• _DATA ENTRIES_:

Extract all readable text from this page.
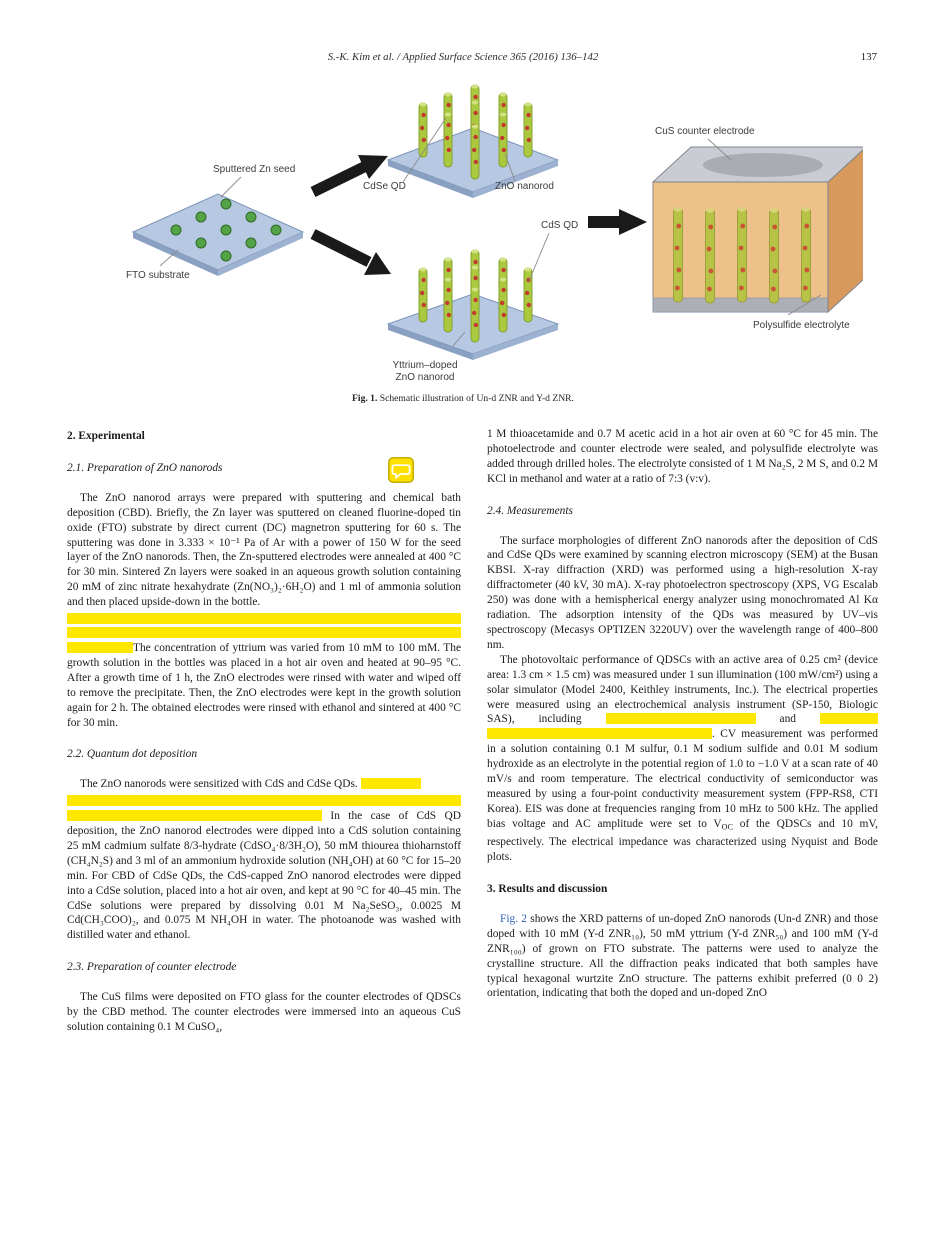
S.-K. Kim et al. / Applied Surface Science 365 (2016) 136–142	137
Sputtered Zn seed
FTO substrate
CdSe QD	ZnO nanorod
CdS QD
Yttrium–doped
ZnO nanorod
CuS counter electrode
Polysulfide electrolyte
Fig. 1. Schematic illustration of Un-d ZNR and Y-d ZNR.
2. Experimental
2.1. Preparation of ZnO nanorods

The ZnO nanorod arrays were prepared with sputtering and chemical bath deposition (CBD). Briefly, the Zn layer was sputtered on cleaned fluorine-doped tin oxide (FTO) substrate by direct current (DC) magnetron sputtering for 60 s. The sputtering was done in 3.333 × 10⁻¹ Pa of Ar with a power of 150 W for the seed layer of the ZnO nanorods. Then, the Zn-sputtered electrodes were annealed at 400 °C for 30 min. Sintered Zn layers were soaked in an aqueous growth solution containing 20 mM of zinc nitrate hexahydrate (Zn(NO₃)₂·6H₂O) and 1 ml of ammonia solution and then placed upside-down in the bottle.

The concentration of yttrium was varied from 10 mM to 100 mM. The growth solution in the bottles was placed in a hot air oven and heated at 90–95 °C. After a growth time of 1 h, the ZnO electrodes were rinsed with water and wiped off to remove the precipitate. Then, the ZnO electrodes were kept in the growth solution again for 2 h. The obtained electrodes were rinsed with ethanol and sintered at 400 °C for 30 min.

2.2. Quantum dot deposition

The ZnO nanorods were sensitized with CdS and CdSe QDs.
In the case of CdS QD deposition, the ZnO nanorod electrodes were dipped into a CdS solution containing 25 mM cadmium sulfate 8/3-hydrate (CdSO₄·8/3H₂O), 50 mM thiourea thioharnstoff (CH₄N₂S) and 3 ml of an ammonium hydroxide solution (NH₄OH) at 60 °C for 15–20 min. For CBD of CdSe QDs, the CdS-capped ZnO nanorod electrodes were dipped into a CdSe solution, placed into a hot air oven, and kept at 90 °C for 40–45 min. The CdSe solutions were prepared by dissolving 0.01 M Na₂SeSO₃, 0.0025 M Cd(CH₃COO)₂, and 0.075 M NH₄OH in water. The photoanode was washed with distilled water and ethanol.

2.3. Preparation of counter electrode

The CuS films were deposited on FTO glass for the counter electrodes of QDSCs by the CBD method. The counter electrodes were immersed into an aqueous CuS solution containing 0.1 M CuSO₄,

1 M thioacetamide and 0.7 M acetic acid in a hot air oven at 60 °C for 45 min. The photoelectrode and counter electrode were sealed, and polysulfide electrolyte was added through drilled holes. The electrolyte consisted of 1 M Na₂S, 2 M S, and 0.2 M KCl in methanol and water at a ratio of 7:3 (v:v).

2.4. Measurements

The surface morphologies of different ZnO nanorods after the deposition of CdS and CdSe QDs were examined by scanning electron microscopy (SEM) at the Busan KBSI. X-ray diffraction (XRD) was performed using a high-resolution X-ray diffractometer (40 kV, 30 mA). X-ray photoelectron spectroscopy (XPS, VG Escalab 250) was done with a hemispherical energy analyzer using monochromated Al Kα radiation. The adsorption intensity of the QDs was measured by UV–vis spectroscopy (Mecasys OPTIZEN 3220UV) over the wavelength range of 400–800 nm.

The photovoltaic performance of QDSCs with an active area of 0.25 cm² (device area: 1.3 cm × 1.5 cm) was measured under 1 sun illumination (100 mW/cm²) using a solar simulator (Model 2400, Keithley instruments, Inc.). The electrical properties were measured using an electrochemical analysis instrument (SP-150, Biologic SAS), including	and  . CV measurement was performed in a solution containing 0.1 M sulfur, 0.1 M sodium sulfide and 0.01 M sodium hydroxide as an electrolyte in the potential region of 1.0 to −1.0 V at a scan rate of 40 mV/s and room temperature. The electrical conductivity of semiconductor was measured by using a four-point conductivity measurement system (FPP-RS8, CTI Korea). EIS was done at frequencies ranging from 10 mHz to 500 kHz. The applied bias voltage and AC amplitude were set to $V_{OC}$ of the QDSCs and 10 mV, respectively. The electrical impedance was characterized using Nyquist and Bode plots.

3. Results and discussion

Fig. 2 shows the XRD patterns of un-doped ZnO nanorods (Un-d ZNR) and those doped with 10 mM (Y-d ZNR₁₀), 50 mM yttrium (Y-d ZNR₅₀) and 100 mM (Y-d ZNR₁₀₀) of grown on FTO substrate. The patterns were used to analyze the crystalline structure. All the diffraction peaks indicated that both samples have typical hexagonal wurtzite ZnO structure. The patterns exhibit preferred (0 0 2) orientation, indicating that both the doped and un-doped ZnO
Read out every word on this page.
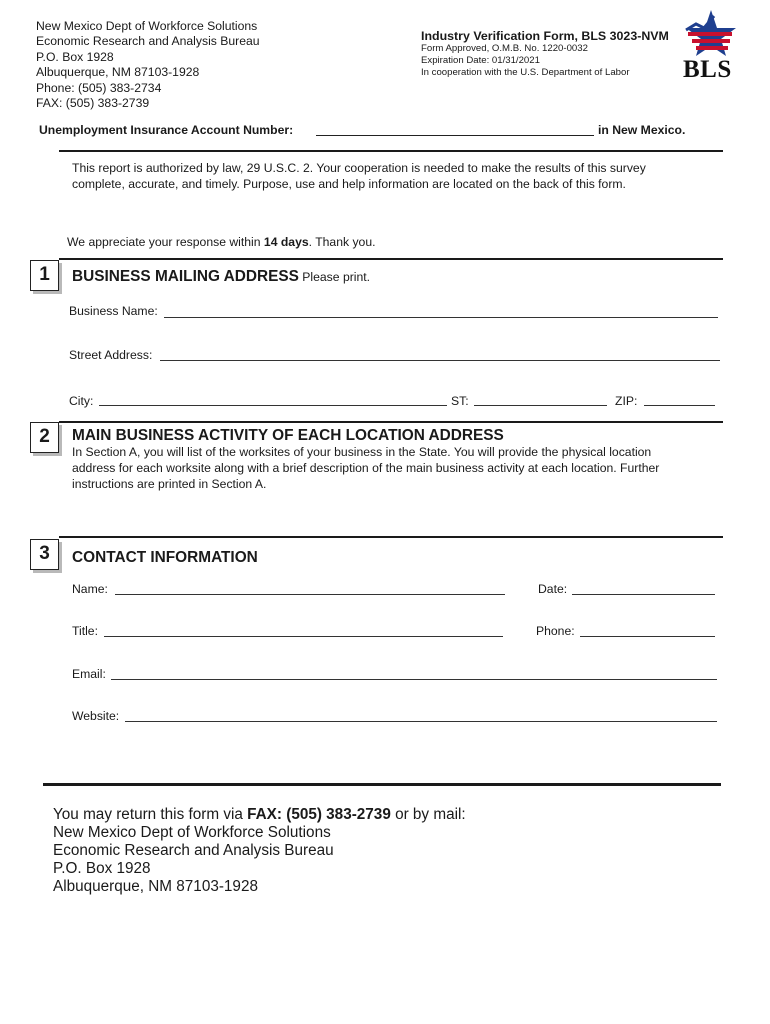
New Mexico Dept of Workforce Solutions
Economic Research and Analysis Bureau
P.O. Box 1928
Albuquerque, NM 87103-1928
Phone: (505) 383-2734
FAX: (505) 383-2739
Industry Verification Form, BLS 3023-NVM
Form Approved, O.M.B. No. 1220-0032
Expiration Date: 01/31/2021
In cooperation with the U.S. Department of Labor	BLS
Unemployment Insurance Account Number:	in New Mexico.
This report is authorized by law, 29 U.S.C. 2. Your cooperation is needed to make the results of this survey
complete, accurate, and timely. Purpose, use and help information are located on the back of this form.
We appreciate your response within 14 days. Thank you.
1	BUSINESS MAILING ADDRESS Please print.
Business Name:
Street Address:
City:	ST:	ZIP:
2	MAIN BUSINESS ACTIVITY OF EACH LOCATION ADDRESS
In Section A, you will list of the worksites of your business in the State. You will provide the physical location
address for each worksite along with a brief description of the main business activity at each location. Further
instructions are printed in Section A.
3	CONTACT INFORMATION
Name:	Date:
Title:	Phone:
Email:
Website:
You may return this form via FAX: (505) 383-2739 or by mail:
New Mexico Dept of Workforce Solutions
Economic Research and Analysis Bureau
P.O. Box 1928
Albuquerque, NM 87103-1928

• _TASK OBJECTIVE_: From the material above, count the lines that include "containing" and give only the total.

• _ANSWER_: 4